▶ [Problems]
[A] List every jam named in the kitchen blog post below.
[B] Continue the kitchen blog post below from its final sentence.

▶ [Article]
══════════

Who’s Debbie?

We pulled a jar of chutney from the cabinet a few days ago, and it inspired hours of speculation.

Who is Debbie? My husband made the chutney, and he labeled it, but no one can remember why it’s called Debbie’s chutney. Did someone named Debbie give us some fruit that was used in the chutney? Is Debbie an acronym for something? Delicious black boy [peach] interesting experiment? Is it a description of what’s in it? December berries?

The truth is, no one remembers. Which is a shame—I’m sure it’s a good story.

Many of our preserves and homemade products have names that tell a story, or describe what went into them. Just a few memorable ones:

Strawgooberry Jam—strawberry and gooseberry jam

Brewcurgooberry Jam—black currant, strawberry, red currant, and gooseberry jam.

Windfall Chutney—made from not-quite-ripe apples that blew down in a storm.

Black Daze of May—a dark beer brewed during a May several years ago when it rained continuously.

Baby Butt Bitter—a beer brewed many years ago during the potty training phase of one of the children.

Non-Dillicious Pickles—a batch of dill pickles that I forgot to put dill into (they were actually quite good)

Ginpricot Jam—apricot and ginger jam

Taumutu Squeak—mozzarella cheese that hasn’t quite worked properly and can’t be stretched, but squeaks when you bite into it

And, of course, Summer Soup—soup made of all the late summer vegetables.

So…

Who the hell is Debbie?

Lemon Meringue Pie

I had extra pie dough from making a quiche earlier in the week, a bunch of lemons that needed to be used, and tons of eggs. What could I do but make lemon meringue pie?

I don’t think I’ve ever actually made lemon meringue pie before. It seems a gross oversight on my part, though not entirely surprising—I’m not fond of meringue, so it wouldn’t be the first thing I’d ever think of doing with lemons.

But, hey there’s a first time for everything, and the rest of the family loves meringue. So lemon meringue pie it was.

══════════

▶ [Stored rows]
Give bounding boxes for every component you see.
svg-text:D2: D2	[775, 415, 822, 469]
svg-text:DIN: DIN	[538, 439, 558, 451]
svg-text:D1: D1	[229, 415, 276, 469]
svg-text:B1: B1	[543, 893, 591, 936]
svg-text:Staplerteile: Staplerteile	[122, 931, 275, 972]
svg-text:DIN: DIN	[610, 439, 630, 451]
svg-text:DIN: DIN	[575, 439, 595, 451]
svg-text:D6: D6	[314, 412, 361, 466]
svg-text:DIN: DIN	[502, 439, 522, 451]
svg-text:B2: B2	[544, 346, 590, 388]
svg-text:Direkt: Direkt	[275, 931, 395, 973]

══════════

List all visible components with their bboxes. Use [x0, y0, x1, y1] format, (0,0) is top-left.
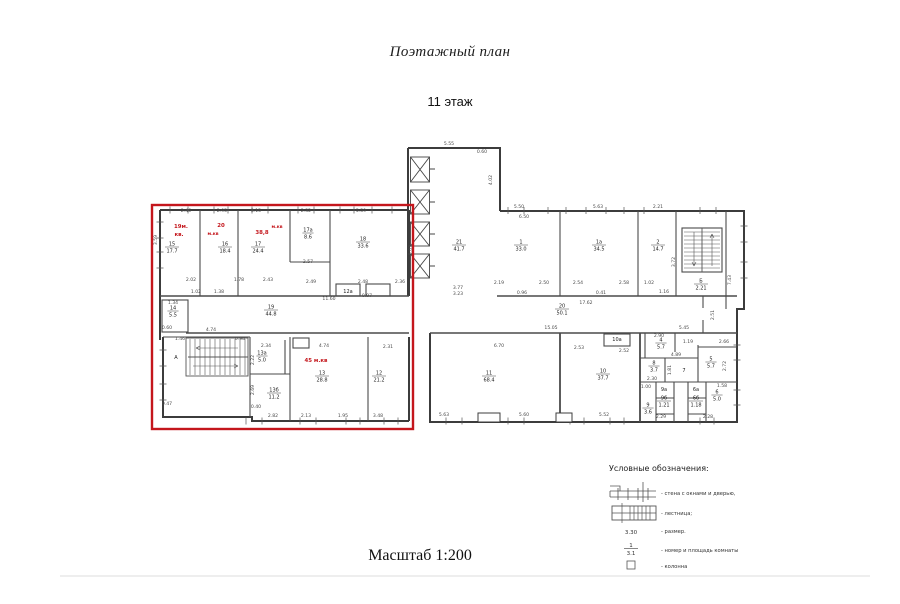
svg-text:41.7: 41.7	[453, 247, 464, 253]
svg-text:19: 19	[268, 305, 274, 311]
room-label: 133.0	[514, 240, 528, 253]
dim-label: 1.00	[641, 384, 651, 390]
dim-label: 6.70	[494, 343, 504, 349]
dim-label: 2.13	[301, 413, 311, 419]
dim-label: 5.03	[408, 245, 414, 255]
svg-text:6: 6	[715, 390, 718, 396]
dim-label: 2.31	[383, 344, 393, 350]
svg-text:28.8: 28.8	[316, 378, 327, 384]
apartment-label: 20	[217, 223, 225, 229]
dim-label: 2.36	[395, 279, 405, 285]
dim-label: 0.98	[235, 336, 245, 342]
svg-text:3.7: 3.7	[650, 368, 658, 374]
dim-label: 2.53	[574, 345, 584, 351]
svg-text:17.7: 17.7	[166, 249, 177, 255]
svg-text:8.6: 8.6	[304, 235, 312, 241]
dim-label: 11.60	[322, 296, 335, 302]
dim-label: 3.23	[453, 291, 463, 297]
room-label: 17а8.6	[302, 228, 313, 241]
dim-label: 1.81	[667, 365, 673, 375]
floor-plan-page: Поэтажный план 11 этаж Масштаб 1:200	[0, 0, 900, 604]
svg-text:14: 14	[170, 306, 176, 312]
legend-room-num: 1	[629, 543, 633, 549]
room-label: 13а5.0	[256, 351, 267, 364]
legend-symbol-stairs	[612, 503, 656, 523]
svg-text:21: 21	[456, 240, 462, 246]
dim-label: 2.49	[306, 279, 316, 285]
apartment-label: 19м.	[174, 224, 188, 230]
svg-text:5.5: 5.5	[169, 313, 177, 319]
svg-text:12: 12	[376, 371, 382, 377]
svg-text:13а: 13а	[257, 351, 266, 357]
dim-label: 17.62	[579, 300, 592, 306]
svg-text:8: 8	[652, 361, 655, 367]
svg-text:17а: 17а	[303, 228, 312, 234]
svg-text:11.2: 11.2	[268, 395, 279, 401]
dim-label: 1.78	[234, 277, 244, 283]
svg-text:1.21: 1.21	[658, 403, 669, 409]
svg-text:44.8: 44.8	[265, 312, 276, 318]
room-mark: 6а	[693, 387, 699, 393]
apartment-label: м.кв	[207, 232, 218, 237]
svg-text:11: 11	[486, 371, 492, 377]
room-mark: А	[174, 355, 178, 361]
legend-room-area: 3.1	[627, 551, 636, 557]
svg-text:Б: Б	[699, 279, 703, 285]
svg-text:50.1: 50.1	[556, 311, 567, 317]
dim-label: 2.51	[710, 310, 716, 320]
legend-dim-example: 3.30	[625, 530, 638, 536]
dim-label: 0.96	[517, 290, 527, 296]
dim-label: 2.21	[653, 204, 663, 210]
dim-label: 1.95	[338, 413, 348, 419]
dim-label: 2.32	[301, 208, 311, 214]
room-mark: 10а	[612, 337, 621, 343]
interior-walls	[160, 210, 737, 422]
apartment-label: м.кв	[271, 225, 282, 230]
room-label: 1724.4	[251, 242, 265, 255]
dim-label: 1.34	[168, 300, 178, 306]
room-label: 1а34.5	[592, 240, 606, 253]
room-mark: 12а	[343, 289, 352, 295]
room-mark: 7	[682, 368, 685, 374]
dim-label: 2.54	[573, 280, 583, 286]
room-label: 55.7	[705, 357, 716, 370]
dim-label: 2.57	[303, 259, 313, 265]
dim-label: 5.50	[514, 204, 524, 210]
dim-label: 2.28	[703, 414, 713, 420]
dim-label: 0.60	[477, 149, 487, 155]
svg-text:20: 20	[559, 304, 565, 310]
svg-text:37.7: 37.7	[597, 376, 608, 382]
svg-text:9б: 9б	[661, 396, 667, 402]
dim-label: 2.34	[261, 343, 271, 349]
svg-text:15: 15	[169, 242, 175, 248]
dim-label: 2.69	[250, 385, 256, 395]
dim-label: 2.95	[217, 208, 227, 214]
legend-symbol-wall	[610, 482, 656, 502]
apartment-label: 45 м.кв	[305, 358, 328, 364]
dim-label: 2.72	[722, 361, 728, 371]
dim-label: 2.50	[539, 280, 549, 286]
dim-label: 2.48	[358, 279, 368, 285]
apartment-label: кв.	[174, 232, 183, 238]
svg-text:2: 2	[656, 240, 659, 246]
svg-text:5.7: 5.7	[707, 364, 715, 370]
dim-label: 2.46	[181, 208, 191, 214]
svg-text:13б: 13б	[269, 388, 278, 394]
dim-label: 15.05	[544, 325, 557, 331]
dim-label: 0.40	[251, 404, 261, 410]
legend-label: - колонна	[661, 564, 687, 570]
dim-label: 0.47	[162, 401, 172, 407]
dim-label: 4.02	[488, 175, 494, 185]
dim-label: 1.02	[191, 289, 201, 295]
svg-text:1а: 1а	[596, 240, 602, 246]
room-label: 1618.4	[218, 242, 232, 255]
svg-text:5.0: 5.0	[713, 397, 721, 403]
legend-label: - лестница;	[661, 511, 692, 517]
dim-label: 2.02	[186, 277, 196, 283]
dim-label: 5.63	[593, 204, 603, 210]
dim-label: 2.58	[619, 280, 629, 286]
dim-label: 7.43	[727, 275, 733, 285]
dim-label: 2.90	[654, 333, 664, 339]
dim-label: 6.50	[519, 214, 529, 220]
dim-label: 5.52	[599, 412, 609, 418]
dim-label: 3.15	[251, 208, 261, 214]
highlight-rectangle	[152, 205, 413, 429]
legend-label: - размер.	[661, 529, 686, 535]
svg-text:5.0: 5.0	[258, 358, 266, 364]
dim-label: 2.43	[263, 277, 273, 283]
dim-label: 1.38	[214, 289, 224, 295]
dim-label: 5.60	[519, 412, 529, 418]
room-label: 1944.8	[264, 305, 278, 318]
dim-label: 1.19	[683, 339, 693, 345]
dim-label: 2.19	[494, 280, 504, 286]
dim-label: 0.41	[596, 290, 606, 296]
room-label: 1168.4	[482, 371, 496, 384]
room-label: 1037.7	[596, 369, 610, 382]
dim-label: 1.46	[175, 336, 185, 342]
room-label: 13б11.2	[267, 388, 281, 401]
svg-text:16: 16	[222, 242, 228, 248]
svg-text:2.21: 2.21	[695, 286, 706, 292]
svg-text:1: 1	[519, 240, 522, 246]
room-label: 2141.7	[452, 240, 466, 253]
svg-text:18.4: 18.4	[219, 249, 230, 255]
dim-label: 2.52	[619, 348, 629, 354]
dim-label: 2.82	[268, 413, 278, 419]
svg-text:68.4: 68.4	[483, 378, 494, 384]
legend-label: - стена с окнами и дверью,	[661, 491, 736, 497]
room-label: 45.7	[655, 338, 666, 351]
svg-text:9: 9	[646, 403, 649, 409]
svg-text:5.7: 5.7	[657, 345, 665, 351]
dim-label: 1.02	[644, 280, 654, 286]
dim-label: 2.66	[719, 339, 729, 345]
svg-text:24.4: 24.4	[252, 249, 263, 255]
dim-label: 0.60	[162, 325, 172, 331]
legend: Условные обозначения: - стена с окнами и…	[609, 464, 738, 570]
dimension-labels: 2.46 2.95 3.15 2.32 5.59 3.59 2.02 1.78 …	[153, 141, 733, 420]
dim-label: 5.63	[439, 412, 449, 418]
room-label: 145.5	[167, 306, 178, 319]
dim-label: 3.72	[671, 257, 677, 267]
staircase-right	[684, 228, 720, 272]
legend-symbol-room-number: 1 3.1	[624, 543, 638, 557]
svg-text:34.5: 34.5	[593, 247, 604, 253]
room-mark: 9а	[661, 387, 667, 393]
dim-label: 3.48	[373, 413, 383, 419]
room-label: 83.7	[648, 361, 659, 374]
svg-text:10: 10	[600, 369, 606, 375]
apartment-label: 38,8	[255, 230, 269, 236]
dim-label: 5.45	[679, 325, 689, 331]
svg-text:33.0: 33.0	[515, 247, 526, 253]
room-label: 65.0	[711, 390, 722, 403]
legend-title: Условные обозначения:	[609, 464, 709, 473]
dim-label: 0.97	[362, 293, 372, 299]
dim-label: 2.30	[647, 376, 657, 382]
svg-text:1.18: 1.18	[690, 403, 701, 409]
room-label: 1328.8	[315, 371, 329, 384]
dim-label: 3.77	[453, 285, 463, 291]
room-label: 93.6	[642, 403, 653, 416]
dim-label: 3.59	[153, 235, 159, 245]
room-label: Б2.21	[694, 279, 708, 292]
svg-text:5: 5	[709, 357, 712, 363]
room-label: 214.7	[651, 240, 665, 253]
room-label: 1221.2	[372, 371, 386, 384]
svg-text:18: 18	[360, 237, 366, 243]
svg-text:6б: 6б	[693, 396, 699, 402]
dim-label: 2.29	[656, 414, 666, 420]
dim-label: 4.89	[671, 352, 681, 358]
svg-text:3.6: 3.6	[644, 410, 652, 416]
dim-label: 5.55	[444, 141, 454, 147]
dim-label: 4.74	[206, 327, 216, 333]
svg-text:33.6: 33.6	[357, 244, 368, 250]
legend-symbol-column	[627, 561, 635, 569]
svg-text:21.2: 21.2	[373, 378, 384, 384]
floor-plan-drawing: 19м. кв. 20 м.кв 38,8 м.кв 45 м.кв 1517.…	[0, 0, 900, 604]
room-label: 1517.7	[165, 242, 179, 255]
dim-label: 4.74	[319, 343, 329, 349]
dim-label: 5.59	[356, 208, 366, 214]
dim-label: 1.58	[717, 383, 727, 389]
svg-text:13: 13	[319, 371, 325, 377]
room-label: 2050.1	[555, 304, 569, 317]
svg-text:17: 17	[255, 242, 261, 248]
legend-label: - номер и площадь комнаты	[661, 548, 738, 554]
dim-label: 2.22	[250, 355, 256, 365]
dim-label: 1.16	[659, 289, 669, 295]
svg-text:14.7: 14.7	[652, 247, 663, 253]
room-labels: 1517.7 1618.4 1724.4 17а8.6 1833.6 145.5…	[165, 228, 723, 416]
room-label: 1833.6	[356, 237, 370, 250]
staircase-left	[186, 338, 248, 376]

══════════

▶ [Answers to the exercise]
[A] Strawgooberry Jam, Brewcurgooberry Jam, Ginpricot Jam

[B]
And it was very good—a study in textures and colours, with wobbly bright yellow custard underneath and foamy egg whites on top, nestled in a crunchy crust.

Would I make it again? Maybe occasionally, but it will never be one of my regular desserts. Even with the pie dough already made, it was nearly an hour from the start of the process to putting the pie in the oven. I don’t mind spending that sort of time on a dessert now and again, but every week? I can get my sweet fix much more easily than that.

And so, now I’m dreaming of a nice, whip-it-together in-a-few-minutes pan of brownies…

Tastes Like Christmas

I know, I know, you’re wondering why I’m posting about Christmas in mid-August. Bear with me here…

I made lemon coconut bars yesterday–a super easy recipe that I chose out of sheer laziness (and the fact I’d written ‘excellent’ beside it in the cookbook).

As I bit into one of them today, I was struck that they taste like Christmas.

Now, if you had asked me what Christmas tastes like, I would have said cinnamon, cloves and black walnuts.

My Christmassy lemon coconut bars contain none of these ingredients. As you would imagine, lemon and coconut are the primary flavours.

But these bars are loaded with brown sugar, and the more I considered it, the more I thought that must be the true flavour of Christmas. It shows up in most Christmas cookies, and even makes an appearance in some of the traditional savoury dishes, like mashed sweet potatoes.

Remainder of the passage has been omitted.